Davacının ihracına dair 10.06.1999 tarihli yönetim kurulu kararının 24.06.1999 tarihinde davacı tarafından bildirilen adrese tebliğ edildiği, tebligat yapılan adresin değiştiği konusunda davacı tarafından davalı kooperatife bir bildirimde bulunulmadığı, kooperatif tarafından yapılan tebligatların yasaya uygun olduğu dosya kapsamından anlaşılmaktadır.
Ancak, davalı kooperatif yönetim kurulu tarafından verilen ihraç kararından sonra 11.06.2000 tarihli genel kurulda, gündemin 8. maddesinde "...Borçlarını zamanında ödemediği için ihraç işlemi tamamlanan İnci, ... borçlarını bugünden itibaren 12.08.2000 tarihine kadar gecikme faizleri ile birlikte ödemeleri halinde ihraç işlemlerinin durdurulmasına, gecikme faizleri ile birlikte ödemedikleri takdirde 12.08.2000 tarihinde üyeliklerinin otomatikman düşürülmesine..." karar verilmiştir.
Dairemizin yerleşik uygulamasına göre, genel kurulca verilen süre bir "atifet mehli" olup, borcun verilen sürede ödenmemesi halinde önceki tarihli yönetim kurulu kararı geçerliliğini korur. Dava konusu olayda da, 11.06.2000 tarihli genel kurulda, davacı hakkında verilen ihraç kararından sonra adı geçenlere atıfet mehli verilmiş olup, bahsi geçen genel kurul kararının davacıya tebliğ edilip edilmediği dosya kapsamından anlaşılamamaktadır.

════════════════════

* Yazılı görev 1
Metne göre aşağıdaki soruları yanıtlayın:
(a) Davacının ihracına dair yönetim kurulu kararı davacının bildirdiği adrese hangi tarihte tebliğ edilmiştir?
(b) Genel kurul kararına göre borçların gecikme faizleriyle birlikte ödenmesi için son tarih nedir?
(c) Dairenin yerleşik uygulamasına göre genel kurulca verilen süre nasıl nitelendirilmektedir?
Metin ile kayıtlar birbiriyle ilgili değildir.

* Kayıtlı veriler

════════════════════

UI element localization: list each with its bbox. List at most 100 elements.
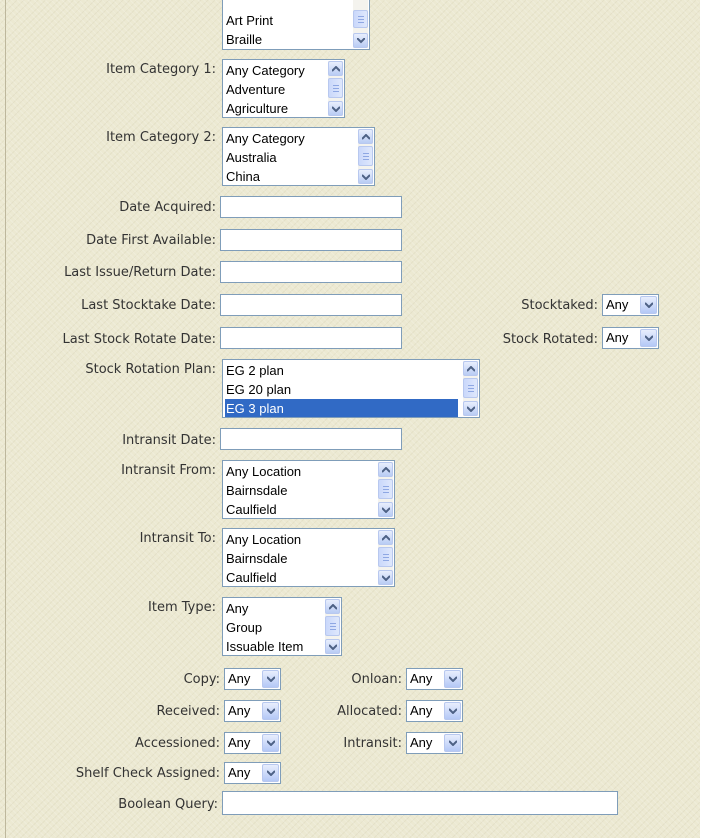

════════════════════

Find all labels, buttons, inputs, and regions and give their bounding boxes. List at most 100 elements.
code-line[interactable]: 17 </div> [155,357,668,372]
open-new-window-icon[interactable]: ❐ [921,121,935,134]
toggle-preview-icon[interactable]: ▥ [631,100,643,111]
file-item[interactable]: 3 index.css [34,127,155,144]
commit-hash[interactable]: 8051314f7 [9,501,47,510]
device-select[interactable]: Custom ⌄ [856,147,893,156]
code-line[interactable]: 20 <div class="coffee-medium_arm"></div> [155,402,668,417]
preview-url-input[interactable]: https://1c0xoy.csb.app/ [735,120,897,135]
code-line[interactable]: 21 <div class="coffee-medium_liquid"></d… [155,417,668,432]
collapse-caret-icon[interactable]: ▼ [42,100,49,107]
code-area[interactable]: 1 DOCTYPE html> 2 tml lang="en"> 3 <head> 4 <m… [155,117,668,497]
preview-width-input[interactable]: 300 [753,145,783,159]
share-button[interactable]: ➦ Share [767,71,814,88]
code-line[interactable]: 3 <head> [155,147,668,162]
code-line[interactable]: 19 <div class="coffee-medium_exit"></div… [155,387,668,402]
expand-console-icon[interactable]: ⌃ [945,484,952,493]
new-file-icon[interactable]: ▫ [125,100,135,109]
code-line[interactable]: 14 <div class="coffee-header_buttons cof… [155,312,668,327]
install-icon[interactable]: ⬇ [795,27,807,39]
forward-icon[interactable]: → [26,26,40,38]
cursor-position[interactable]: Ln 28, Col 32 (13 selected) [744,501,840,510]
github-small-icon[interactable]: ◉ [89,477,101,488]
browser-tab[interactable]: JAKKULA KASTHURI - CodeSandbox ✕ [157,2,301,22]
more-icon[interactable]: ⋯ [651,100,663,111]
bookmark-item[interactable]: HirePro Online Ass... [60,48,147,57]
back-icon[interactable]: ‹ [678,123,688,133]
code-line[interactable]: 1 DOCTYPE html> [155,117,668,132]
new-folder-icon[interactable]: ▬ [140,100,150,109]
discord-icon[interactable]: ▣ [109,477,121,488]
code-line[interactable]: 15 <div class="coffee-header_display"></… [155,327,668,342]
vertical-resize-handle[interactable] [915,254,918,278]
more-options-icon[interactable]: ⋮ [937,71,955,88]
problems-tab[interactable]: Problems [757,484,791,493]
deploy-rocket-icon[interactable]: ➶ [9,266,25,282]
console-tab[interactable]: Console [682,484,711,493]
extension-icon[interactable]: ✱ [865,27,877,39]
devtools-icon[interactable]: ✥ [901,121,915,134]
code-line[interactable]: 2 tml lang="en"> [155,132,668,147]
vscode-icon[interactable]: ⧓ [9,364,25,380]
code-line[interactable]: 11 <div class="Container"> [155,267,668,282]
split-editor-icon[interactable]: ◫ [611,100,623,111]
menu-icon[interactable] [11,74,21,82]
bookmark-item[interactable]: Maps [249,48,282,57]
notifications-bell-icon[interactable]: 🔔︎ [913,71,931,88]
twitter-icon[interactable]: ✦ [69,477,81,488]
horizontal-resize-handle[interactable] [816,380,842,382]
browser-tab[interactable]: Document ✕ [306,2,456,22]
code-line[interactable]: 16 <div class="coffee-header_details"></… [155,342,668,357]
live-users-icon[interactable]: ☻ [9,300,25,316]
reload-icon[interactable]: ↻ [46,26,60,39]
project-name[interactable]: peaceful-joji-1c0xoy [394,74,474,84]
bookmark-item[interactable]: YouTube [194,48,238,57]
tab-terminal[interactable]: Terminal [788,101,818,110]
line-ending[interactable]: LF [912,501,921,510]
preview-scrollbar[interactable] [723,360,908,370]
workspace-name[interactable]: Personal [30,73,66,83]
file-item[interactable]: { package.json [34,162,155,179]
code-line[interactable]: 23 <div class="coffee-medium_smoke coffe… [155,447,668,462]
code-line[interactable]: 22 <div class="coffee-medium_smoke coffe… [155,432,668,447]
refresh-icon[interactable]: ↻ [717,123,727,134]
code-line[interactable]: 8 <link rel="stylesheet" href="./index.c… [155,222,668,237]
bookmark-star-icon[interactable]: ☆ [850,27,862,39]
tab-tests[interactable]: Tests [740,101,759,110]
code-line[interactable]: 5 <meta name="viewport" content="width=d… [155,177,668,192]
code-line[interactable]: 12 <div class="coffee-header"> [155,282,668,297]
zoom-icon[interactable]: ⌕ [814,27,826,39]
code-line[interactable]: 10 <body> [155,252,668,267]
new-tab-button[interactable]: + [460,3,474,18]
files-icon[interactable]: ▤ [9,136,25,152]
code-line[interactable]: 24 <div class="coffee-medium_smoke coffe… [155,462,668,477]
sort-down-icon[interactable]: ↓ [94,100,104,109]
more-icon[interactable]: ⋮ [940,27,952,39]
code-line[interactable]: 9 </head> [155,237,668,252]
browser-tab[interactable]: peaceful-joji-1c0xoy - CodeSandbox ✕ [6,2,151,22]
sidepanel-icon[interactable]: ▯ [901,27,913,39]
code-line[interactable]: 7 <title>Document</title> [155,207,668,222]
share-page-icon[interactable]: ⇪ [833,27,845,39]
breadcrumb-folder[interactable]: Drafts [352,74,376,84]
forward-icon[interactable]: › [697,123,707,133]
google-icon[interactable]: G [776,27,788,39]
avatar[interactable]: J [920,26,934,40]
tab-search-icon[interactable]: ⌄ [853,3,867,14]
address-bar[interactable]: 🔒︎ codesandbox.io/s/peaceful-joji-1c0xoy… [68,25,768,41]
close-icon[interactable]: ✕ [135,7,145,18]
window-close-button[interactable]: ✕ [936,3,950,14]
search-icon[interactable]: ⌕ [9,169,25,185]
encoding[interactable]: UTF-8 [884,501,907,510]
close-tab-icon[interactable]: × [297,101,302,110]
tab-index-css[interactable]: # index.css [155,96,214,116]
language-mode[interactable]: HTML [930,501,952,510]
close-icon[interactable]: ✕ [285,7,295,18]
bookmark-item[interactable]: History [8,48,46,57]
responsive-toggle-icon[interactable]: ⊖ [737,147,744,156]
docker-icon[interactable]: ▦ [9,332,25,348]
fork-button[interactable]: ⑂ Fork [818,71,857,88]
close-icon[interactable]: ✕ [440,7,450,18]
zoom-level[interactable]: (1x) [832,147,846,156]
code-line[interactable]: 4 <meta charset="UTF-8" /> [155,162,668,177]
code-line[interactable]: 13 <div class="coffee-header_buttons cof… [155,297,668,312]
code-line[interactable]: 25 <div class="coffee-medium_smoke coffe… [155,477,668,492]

════════════════════

* Yazılı görev 2
Kayıtlarda "Find all labels, buttons, inputs, and" ifadesini içeren satırdan başlayıp "open-new-window-icon[interactable]: ❐ [921,121,935,134]" ifadesini içeren satıra kadar uzanan satırları, her iki uç satır da dahil olmak üzere, aynen çoğaltın.

* Tam çıktı 1
(a) 24.06.1999
(b) 12.08.2000
(c) Bir "atifet mehli" olarak

* Tam çıktı 2
Find all labels, buttons, inputs, and regions and give their bounding boxes. List at most 100 elements.
code-line[interactable]: 17 </div> [155,357,668,372]
open-new-window-icon[interactable]: ❐ [921,121,935,134]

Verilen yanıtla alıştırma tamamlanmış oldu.